Work to complete -
What follows is a set of entries. Repeat them exactly, but not their pictures.

Excerpted data -
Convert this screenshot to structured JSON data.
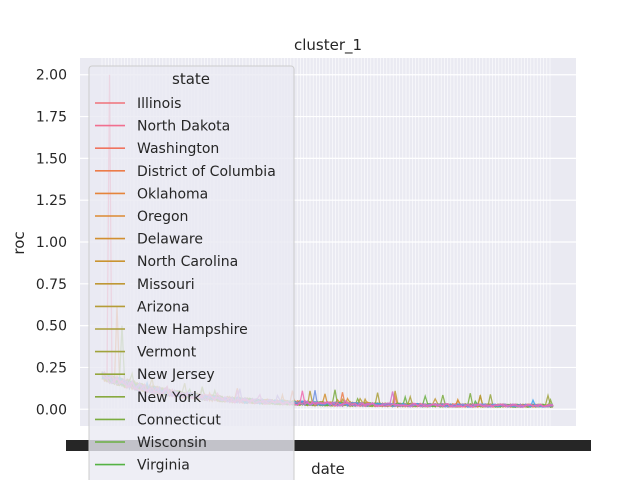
{
  "colors": {
    "axes_bg": "#eaeaf2",
    "grid": "#ffffff",
    "legend_bg": "#eaeaf2",
    "legend_border": "#cccccc"
  },
  "chart_data": {
    "type": "line",
    "title": "cluster_1",
    "xlabel": "date",
    "ylabel": "roc",
    "ylim": [
      -0.1,
      2.1
    ],
    "yticks": [
      "0.00",
      "0.25",
      "0.50",
      "0.75",
      "1.00",
      "1.25",
      "1.50",
      "1.75",
      "2.00"
    ],
    "grid": true,
    "x_tick_labels_note": "dense overlapping date tick labels (unreadable)",
    "legend": {
      "title": "state",
      "placement": "upper-left",
      "entries": [
        {
          "name": "Illinois",
          "color": "#f0727a"
        },
        {
          "name": "North Dakota",
          "color": "#f16f8f"
        },
        {
          "name": "Washington",
          "color": "#f0745f"
        },
        {
          "name": "District of Columbia",
          "color": "#ec7c4a"
        },
        {
          "name": "Oklahoma",
          "color": "#e5843b"
        },
        {
          "name": "Oregon",
          "color": "#dc8a33"
        },
        {
          "name": "Delaware",
          "color": "#d28f30"
        },
        {
          "name": "North Carolina",
          "color": "#c99431"
        },
        {
          "name": "Missouri",
          "color": "#bf9835"
        },
        {
          "name": "Arizona",
          "color": "#b59c37"
        },
        {
          "name": "New Hampshire",
          "color": "#aba03a"
        },
        {
          "name": "Vermont",
          "color": "#a0a33c"
        },
        {
          "name": "New Jersey",
          "color": "#95a63e"
        },
        {
          "name": "New York",
          "color": "#88a93f"
        },
        {
          "name": "Connecticut",
          "color": "#7bac40"
        },
        {
          "name": "Wisconsin",
          "color": "#6aaf42"
        },
        {
          "name": "Virginia",
          "color": "#55b244"
        }
      ]
    }
  }
}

Exercise result -
Convert this screenshot to structured JSON data.
{
  "colors": {
    "axes_bg": "#eaeaf2",
    "grid": "#ffffff",
    "legend_bg": "#eaeaf2",
    "legend_border": "#cccccc"
  },
  "chart_data": {
    "type": "line",
    "title": "cluster_1",
    "xlabel": "date",
    "ylabel": "roc",
    "ylim": [
      -0.1,
      2.1
    ],
    "yticks": [
      "0.00",
      "0.25",
      "0.50",
      "0.75",
      "1.00",
      "1.25",
      "1.50",
      "1.75",
      "2.00"
    ],
    "grid": true,
    "x_tick_labels_note": "dense overlapping date tick labels (unreadable)",
    "legend": {
      "title": "state",
      "placement": "upper-left",
      "entries": [
        {
          "name": "Illinois",
          "color": "#f0727a"
        },
        {
          "name": "North Dakota",
          "color": "#f16f8f"
        },
        {
          "name": "Washington",
          "color": "#f0745f"
        },
        {
          "name": "District of Columbia",
          "color": "#ec7c4a"
        },
        {
          "name": "Oklahoma",
          "color": "#e5843b"
        },
        {
          "name": "Oregon",
          "color": "#dc8a33"
        },
        {
          "name": "Delaware",
          "color": "#d28f30"
        },
        {
          "name": "North Carolina",
          "color": "#c99431"
        },
        {
          "name": "Missouri",
          "color": "#bf9835"
        },
        {
          "name": "Arizona",
          "color": "#b59c37"
        },
        {
          "name": "New Hampshire",
          "color": "#aba03a"
        },
        {
          "name": "Vermont",
          "color": "#a0a33c"
        },
        {
          "name": "New Jersey",
          "color": "#95a63e"
        },
        {
          "name": "New York",
          "color": "#88a93f"
        },
        {
          "name": "Connecticut",
          "color": "#7bac40"
        },
        {
          "name": "Wisconsin",
          "color": "#6aaf42"
        },
        {
          "name": "Virginia",
          "color": "#55b244"
        }
      ]
    }
  }
}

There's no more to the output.